◆ **DESCRIPTION OF THE TASK**: Which lines contain the string "source"? Please list every one of them.
╔══
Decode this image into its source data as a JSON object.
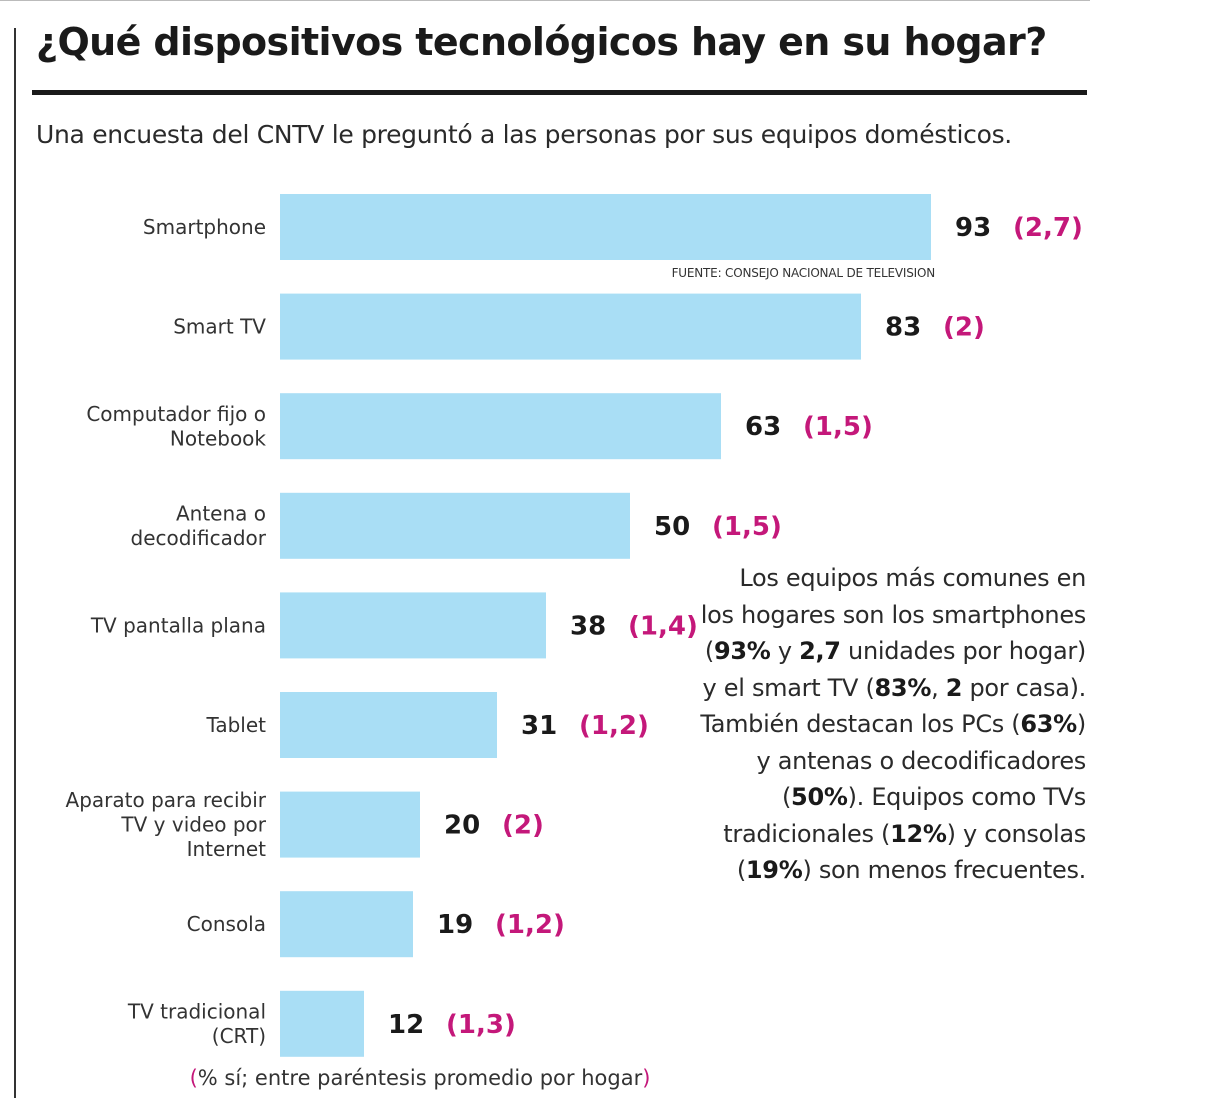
{
  "title": "¿Qué dispositivos tecnológicos hay en su hogar?",
  "subtitle": "Una encuesta del CNTV le preguntó a las personas por sus equipos domésticos.",
  "source": "FUENTE: CONSEJO NACIONAL DE TELEVISION",
  "note": {
    "open": "(",
    "text": "% sí; entre paréntesis promedio por hogar",
    "close": ")"
  },
  "commentary": {
    "t1": "Los equipos más comunes en los hogares son los smartphones (",
    "b1": "93%",
    "t2": " y ",
    "b2": "2,7",
    "t3": " unidades por hogar) y el smart TV (",
    "b3": "83%",
    "t4": ", ",
    "b4": "2",
    "t5": " por casa). También destacan los PCs (",
    "b5": "63%",
    "t6": ") y antenas o decodificadores (",
    "b6": "50%",
    "t7": "). Equipos como TVs tradicionales (",
    "b7": "12%",
    "t8": ") y consolas (",
    "b8": "19%",
    "t9": ") son menos frecuentes."
  },
  "colors": {
    "bar": "#a9def5",
    "average": "#c4187a",
    "text": "#1a1a1a"
  },
  "chart_data": {
    "type": "bar",
    "orientation": "horizontal",
    "categories": [
      [
        "Smartphone"
      ],
      [
        "Smart TV"
      ],
      [
        "Computador fijo o",
        "Notebook"
      ],
      [
        "Antena o",
        "decodificador"
      ],
      [
        "TV pantalla plana"
      ],
      [
        "Tablet"
      ],
      [
        "Aparato para recibir",
        "TV y video por",
        "Internet"
      ],
      [
        "Consola"
      ],
      [
        "TV tradicional",
        "(CRT)"
      ]
    ],
    "series": [
      {
        "values": [
          93,
          83,
          63,
          50,
          38,
          31,
          20,
          19,
          12
        ],
        "averages": [
          "(2,7)",
          "(2)",
          "(1,5)",
          "(1,5)",
          "(1,4)",
          "(1,2)",
          "(2)",
          "(1,2)",
          "(1,3)"
        ]
      }
    ],
    "xlim": [
      0,
      100
    ],
    "grid": false,
    "legend": "none"
  }
}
╚══
◆ **SOLUTION FOR THIS PROBLEM**:
Decode this image into its source data as a JSON object.
  "source": "FUENTE: CONSEJO NACIONAL DE TELEVISION",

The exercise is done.